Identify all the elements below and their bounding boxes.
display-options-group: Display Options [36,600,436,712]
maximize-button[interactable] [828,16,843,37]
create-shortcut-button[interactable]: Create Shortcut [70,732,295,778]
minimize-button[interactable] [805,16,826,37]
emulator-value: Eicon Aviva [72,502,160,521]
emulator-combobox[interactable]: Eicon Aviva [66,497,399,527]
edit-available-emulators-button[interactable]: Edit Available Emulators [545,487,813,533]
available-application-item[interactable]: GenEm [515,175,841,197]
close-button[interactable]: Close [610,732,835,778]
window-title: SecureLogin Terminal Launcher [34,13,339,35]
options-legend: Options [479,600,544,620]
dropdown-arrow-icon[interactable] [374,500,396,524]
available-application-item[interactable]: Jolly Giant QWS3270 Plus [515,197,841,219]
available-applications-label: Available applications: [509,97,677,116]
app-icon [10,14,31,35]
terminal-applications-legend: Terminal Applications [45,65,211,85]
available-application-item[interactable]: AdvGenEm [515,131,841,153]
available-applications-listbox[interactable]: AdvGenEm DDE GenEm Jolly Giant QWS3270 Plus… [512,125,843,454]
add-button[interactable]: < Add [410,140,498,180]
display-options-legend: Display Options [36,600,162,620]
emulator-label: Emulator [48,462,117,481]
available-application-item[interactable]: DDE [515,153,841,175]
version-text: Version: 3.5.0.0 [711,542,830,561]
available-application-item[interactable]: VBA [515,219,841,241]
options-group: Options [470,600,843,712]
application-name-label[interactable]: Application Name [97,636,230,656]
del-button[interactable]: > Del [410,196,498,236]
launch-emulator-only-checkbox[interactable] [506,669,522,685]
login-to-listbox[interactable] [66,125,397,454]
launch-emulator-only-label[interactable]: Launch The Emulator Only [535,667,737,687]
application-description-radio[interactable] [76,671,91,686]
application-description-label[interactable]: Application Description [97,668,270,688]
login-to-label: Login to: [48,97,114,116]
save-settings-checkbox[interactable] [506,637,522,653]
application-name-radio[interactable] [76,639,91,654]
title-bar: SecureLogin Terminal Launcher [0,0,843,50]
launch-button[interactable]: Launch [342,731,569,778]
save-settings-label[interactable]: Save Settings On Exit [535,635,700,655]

• PROBLEM TO WORK ON: Rewrite the records above with every instance of "Eicon Aviva" replaced by "Attachmate Extra", leaving everything else unchanged.

• PROBLEM SOLUTION:
Identify all the elements below and their bounding boxes.
display-options-group: Display Options [36,600,436,712]
maximize-button[interactable] [828,16,843,37]
create-shortcut-button[interactable]: Create Shortcut [70,732,295,778]
minimize-button[interactable] [805,16,826,37]
emulator-value: Attachmate Extra [72,502,160,521]
emulator-combobox[interactable]: Attachmate Extra [66,497,399,527]
edit-available-emulators-button[interactable]: Edit Available Emulators [545,487,813,533]
available-application-item[interactable]: GenEm [515,175,841,197]
close-button[interactable]: Close [610,732,835,778]
window-title: SecureLogin Terminal Launcher [34,13,339,35]
options-legend: Options [479,600,544,620]
dropdown-arrow-icon[interactable] [374,500,396,524]
available-application-item[interactable]: Jolly Giant QWS3270 Plus [515,197,841,219]
available-applications-label: Available applications: [509,97,677,116]
app-icon [10,14,31,35]
terminal-applications-legend: Terminal Applications [45,65,211,85]
available-application-item[interactable]: AdvGenEm [515,131,841,153]
available-applications-listbox[interactable]: AdvGenEm DDE GenEm Jolly Giant QWS3270 Plus… [512,125,843,454]
add-button[interactable]: < Add [410,140,498,180]
display-options-legend: Display Options [36,600,162,620]
emulator-label: Emulator [48,462,117,481]
available-application-item[interactable]: DDE [515,153,841,175]
version-text: Version: 3.5.0.0 [711,542,830,561]
available-application-item[interactable]: VBA [515,219,841,241]
options-group: Options [470,600,843,712]
application-name-label[interactable]: Application Name [97,636,230,656]
del-button[interactable]: > Del [410,196,498,236]
launch-emulator-only-checkbox[interactable] [506,669,522,685]
login-to-listbox[interactable] [66,125,397,454]
launch-emulator-only-label[interactable]: Launch The Emulator Only [535,667,737,687]
application-description-radio[interactable] [76,671,91,686]
application-description-label[interactable]: Application Description [97,668,270,688]
login-to-label: Login to: [48,97,114,116]
save-settings-checkbox[interactable] [506,637,522,653]
application-name-radio[interactable] [76,639,91,654]
title-bar: SecureLogin Terminal Launcher [0,0,843,50]
launch-button[interactable]: Launch [342,731,569,778]
save-settings-label[interactable]: Save Settings On Exit [535,635,700,655]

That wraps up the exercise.